[start Material provided]

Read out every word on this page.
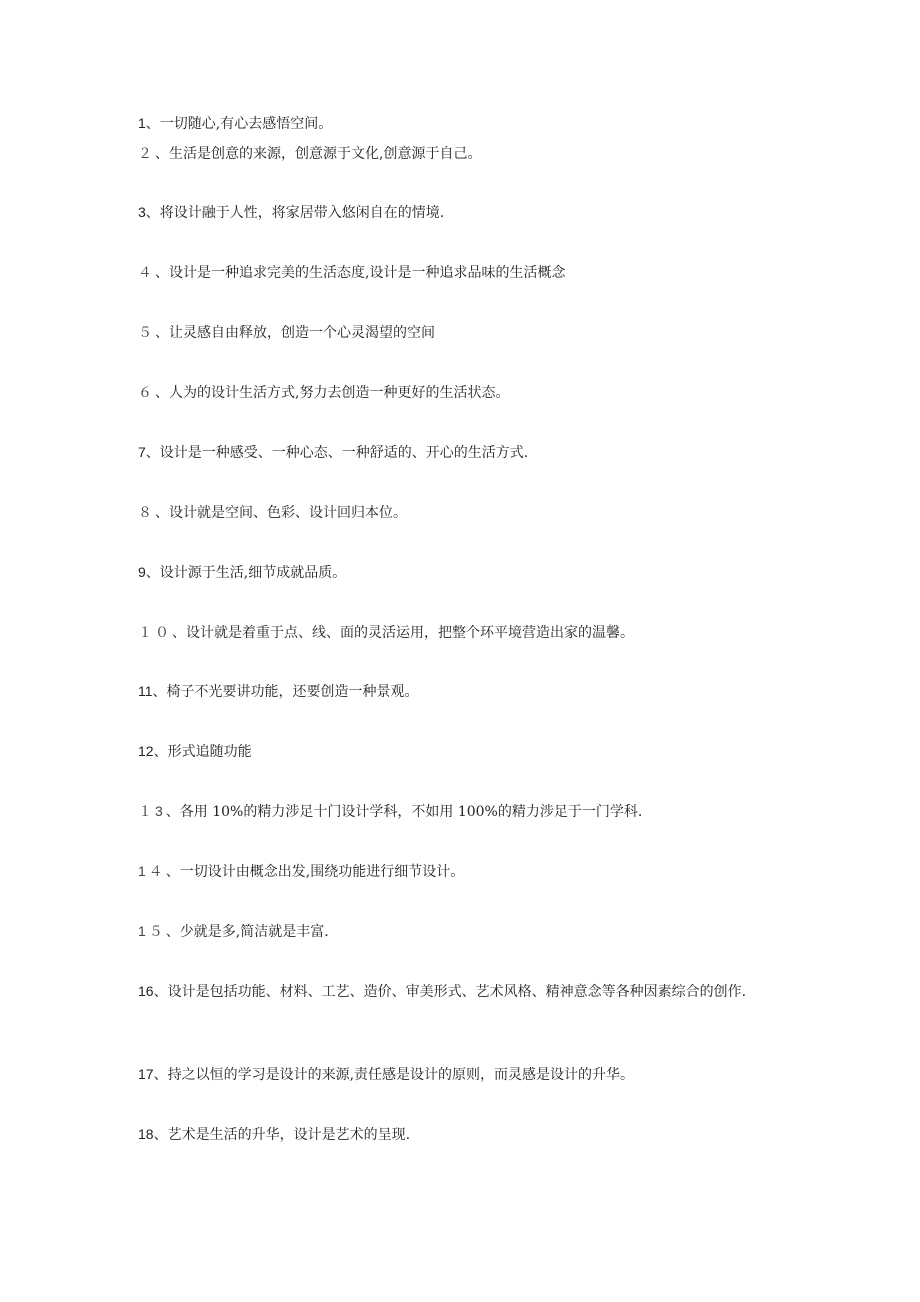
1、一切随心,有心去感悟空间。

２、生活是创意的来源，创意源于文化,创意源于自己。

3、将设计融于人性，将家居带入悠闲自在的情境.

４、设计是一种追求完美的生活态度,设计是一种追求品味的生活概念

５、让灵感自由释放，创造一个心灵渴望的空间

６、人为的设计生活方式,努力去创造一种更好的生活状态。

7、设计是一种感受、一种心态、一种舒适的、开心的生活方式.

８、设计就是空间、色彩、设计回归本位。

9、设计源于生活,细节成就品质。

１０、设计就是着重于点、线、面的灵活运用，把整个环平境营造出家的温馨。

11、椅子不光要讲功能，还要创造一种景观。

12、形式追随功能

１3、各用 10%的精力涉足十门设计学科，不如用 100%的精力涉足于一门学科.

1４、一切设计由概念出发,围绕功能进行细节设计。

1５、少就是多,简洁就是丰富.

16、设计是包括功能、材料、工艺、造价、审美形式、艺术风格、精神意念等各种因素综合的创作.

17、持之以恒的学习是设计的来源,责任感是设计的原则，而灵感是设计的升华。

18、艺术是生活的升华，设计是艺术的呈现.
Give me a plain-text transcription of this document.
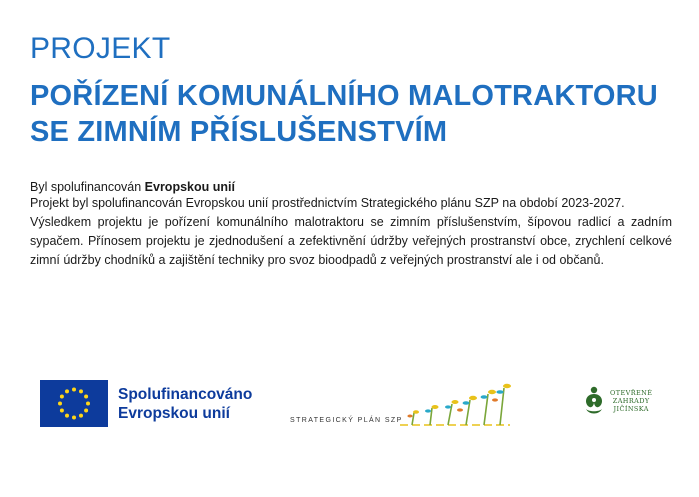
PROJEKT
POŘÍZENÍ KOMUNÁLNÍHO MALOTRAKTORU
SE ZIMNÍM PŘÍSLUŠENSTVÍM
Byl spolufinancován Evropskou unií

Projekt byl spolufinancován Evropskou unií prostřednictvím Strategického plánu SZP na období 2023-2027.

Výsledkem projektu je pořízení komunálního malotraktoru se zimním příslušenstvím, šípovou radlicí a zadním sypačem. Přínosem projektu je zjednodušení a zefektivnění údržby veřejných prostranství obce, zrychlení celkové zimní údržby chodníků a zajištění techniky pro svoz bioodpadů z veřejných prostranství ale i od občanů.

Spolufinancováno
Evropskou unií	STRATEGICKÝ PLÁN SZP
OTEVŘENÉ
ZAHRADY
JIČÍNSKA
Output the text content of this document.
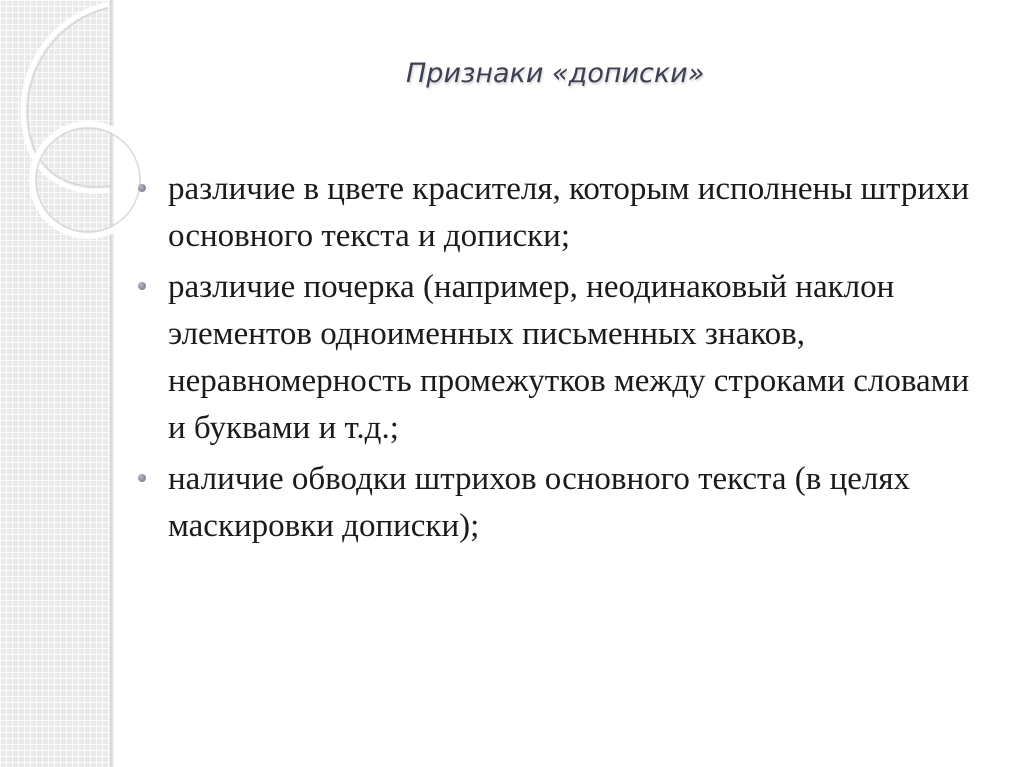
Признаки «дописки»
различие в цвете красителя, которым исполнены штрихи основного текста и дописки;
различие почерка (например, неодинаковый наклон элементов одноименных письменных знаков, неравномерность промежутков между строками словами и буквами и т.д.;
наличие обводки штрихов основного текста (в целях маскировки дописки);
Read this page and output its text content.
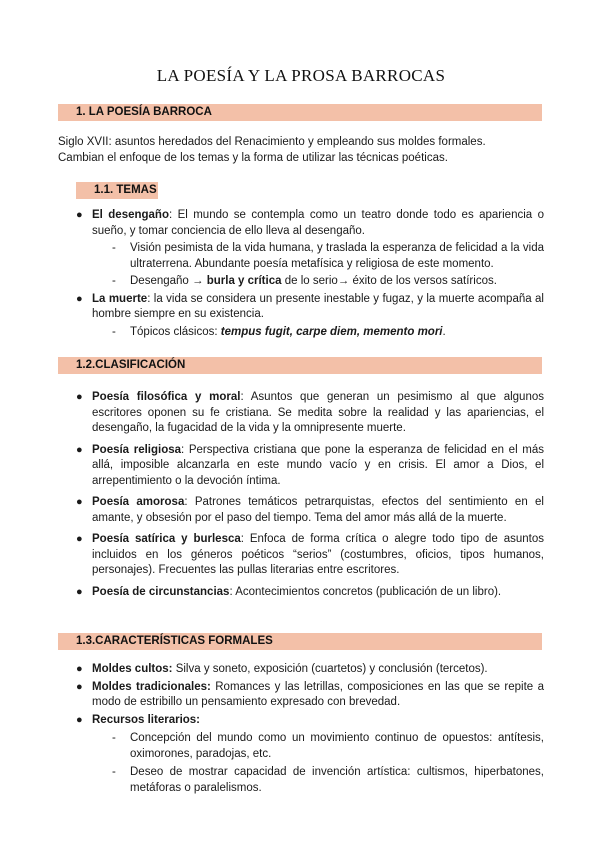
LA POESÍA Y LA PROSA BARROCAS
1. LA POESÍA BARROCA

Siglo XVII: asuntos heredados del Renacimiento y empleando sus moldes formales.

Cambian el enfoque de los temas y la forma de utilizar las técnicas poéticas.

1.1. TEMAS
● El desengaño: El mundo se contempla como un teatro donde todo es apariencia o sueño, y tomar conciencia de ello lleva al desengaño.
- Visión pesimista de la vida humana, y traslada la esperanza de felicidad a la vida ultraterrena. Abundante poesía metafísica y religiosa de este momento.
- Desengaño → burla y crítica de lo serio→ éxito de los versos satíricos.
● La muerte: la vida se considera un presente inestable y fugaz, y la muerte acompaña al hombre siempre en su existencia.
- Tópicos clásicos: tempus fugit, carpe diem, memento mori.
1.2.CLASIFICACIÓN
● Poesía filosófica y moral: Asuntos que generan un pesimismo al que algunos escritores oponen su fe cristiana. Se medita sobre la realidad y las apariencias, el desengaño, la fugacidad de la vida y la omnipresente muerte.
● Poesía religiosa: Perspectiva cristiana que pone la esperanza de felicidad en el más allá, imposible alcanzarla en este mundo vacío y en crisis. El amor a Dios, el arrepentimiento o la devoción íntima.
● Poesía amorosa: Patrones temáticos petrarquistas, efectos del sentimiento en el amante, y obsesión por el paso del tiempo. Tema del amor más allá de la muerte.
● Poesía satírica y burlesca: Enfoca de forma crítica o alegre todo tipo de asuntos incluidos en los géneros poéticos “serios” (costumbres, oficios, tipos humanos, personajes). Frecuentes las pullas literarias entre escritores.
● Poesía de circunstancias: Acontecimientos concretos (publicación de un libro).
1.3.CARACTERÍSTICAS FORMALES
● Moldes cultos: Silva y soneto, exposición (cuartetos) y conclusión (tercetos).
● Moldes tradicionales: Romances y las letrillas, composiciones en las que se repite a modo de estribillo un pensamiento expresado con brevedad.
● Recursos literarios:
- Concepción del mundo como un movimiento continuo de opuestos: antítesis, oximorones, paradojas, etc.
- Deseo de mostrar capacidad de invención artística: cultismos, hiperbatones, metáforas o paralelismos.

[end Material provided]

[Goal]
Repeat the entries exactly. Pictures are excluded from the copy.

[Response to the exercise]
Read out every word on this page.
1、一切随心,有心去感悟空间。

２、生活是创意的来源，创意源于文化,创意源于自己。

3、将设计融于人性，将家居带入悠闲自在的情境.

４、设计是一种追求完美的生活态度,设计是一种追求品味的生活概念

５、让灵感自由释放，创造一个心灵渴望的空间

６、人为的设计生活方式,努力去创造一种更好的生活状态。

7、设计是一种感受、一种心态、一种舒适的、开心的生活方式.

８、设计就是空间、色彩、设计回归本位。

9、设计源于生活,细节成就品质。

１０、设计就是着重于点、线、面的灵活运用，把整个环平境营造出家的温馨。

11、椅子不光要讲功能，还要创造一种景观。

12、形式追随功能

１3、各用 10%的精力涉足十门设计学科，不如用 100%的精力涉足于一门学科.

1４、一切设计由概念出发,围绕功能进行细节设计。

1５、少就是多,简洁就是丰富.

16、设计是包括功能、材料、工艺、造价、审美形式、艺术风格、精神意念等各种因素综合的创作.

17、持之以恒的学习是设计的来源,责任感是设计的原则，而灵感是设计的升华。

18、艺术是生活的升华，设计是艺术的呈现.
Give me a plain-text transcription of this document.
PROJEKT
POŘÍZENÍ KOMUNÁLNÍHO MALOTRAKTORU
SE ZIMNÍM PŘÍSLUŠENSTVÍM
Byl spolufinancován Evropskou unií

Projekt byl spolufinancován Evropskou unií prostřednictvím Strategického plánu SZP na období 2023-2027.

Výsledkem projektu je pořízení komunálního malotraktoru se zimním příslušenstvím, šípovou radlicí a zadním sypačem. Přínosem projektu je zjednodušení a zefektivnění údržby veřejných prostranství obce, zrychlení celkové zimní údržby chodníků a zajištění techniky pro svoz bioodpadů z veřejných prostranství ale i od občanů.

Spolufinancováno
Evropskou unií	STRATEGICKÝ PLÁN SZP
OTEVŘENÉ
ZAHRADY
JIČÍNSKA
Output the text content of this document.
Признаки «дописки»
различие в цвете красителя, которым исполнены штрихи основного текста и дописки;
различие почерка (например, неодинаковый наклон элементов одноименных письменных знаков, неравномерность промежутков между строками словами и буквами и т.д.;
наличие обводки штрихов основного текста (в целях маскировки дописки);
Read this page and output its text content.
LA POESÍA Y LA PROSA BARROCAS
1. LA POESÍA BARROCA

Siglo XVII: asuntos heredados del Renacimiento y empleando sus moldes formales.

Cambian el enfoque de los temas y la forma de utilizar las técnicas poéticas.

1.1. TEMAS
● El desengaño: El mundo se contempla como un teatro donde todo es apariencia o sueño, y tomar conciencia de ello lleva al desengaño.
- Visión pesimista de la vida humana, y traslada la esperanza de felicidad a la vida ultraterrena. Abundante poesía metafísica y religiosa de este momento.
- Desengaño → burla y crítica de lo serio→ éxito de los versos satíricos.
● La muerte: la vida se considera un presente inestable y fugaz, y la muerte acompaña al hombre siempre en su existencia.
- Tópicos clásicos: tempus fugit, carpe diem, memento mori.
1.2.CLASIFICACIÓN
● Poesía filosófica y moral: Asuntos que generan un pesimismo al que algunos escritores oponen su fe cristiana. Se medita sobre la realidad y las apariencias, el desengaño, la fugacidad de la vida y la omnipresente muerte.
● Poesía religiosa: Perspectiva cristiana que pone la esperanza de felicidad en el más allá, imposible alcanzarla en este mundo vacío y en crisis. El amor a Dios, el arrepentimiento o la devoción íntima.
● Poesía amorosa: Patrones temáticos petrarquistas, efectos del sentimiento en el amante, y obsesión por el paso del tiempo. Tema del amor más allá de la muerte.
● Poesía satírica y burlesca: Enfoca de forma crítica o alegre todo tipo de asuntos incluidos en los géneros poéticos “serios” (costumbres, oficios, tipos humanos, personajes). Frecuentes las pullas literarias entre escritores.
● Poesía de circunstancias: Acontecimientos concretos (publicación de un libro).
1.3.CARACTERÍSTICAS FORMALES
● Moldes cultos: Silva y soneto, exposición (cuartetos) y conclusión (tercetos).
● Moldes tradicionales: Romances y las letrillas, composiciones en las que se repite a modo de estribillo un pensamiento expresado con brevedad.
● Recursos literarios:
- Concepción del mundo como un movimiento continuo de opuestos: antítesis, oximorones, paradojas, etc.
- Deseo de mostrar capacidad de invención artística: cultismos, hiperbatones, metáforas o paralelismos.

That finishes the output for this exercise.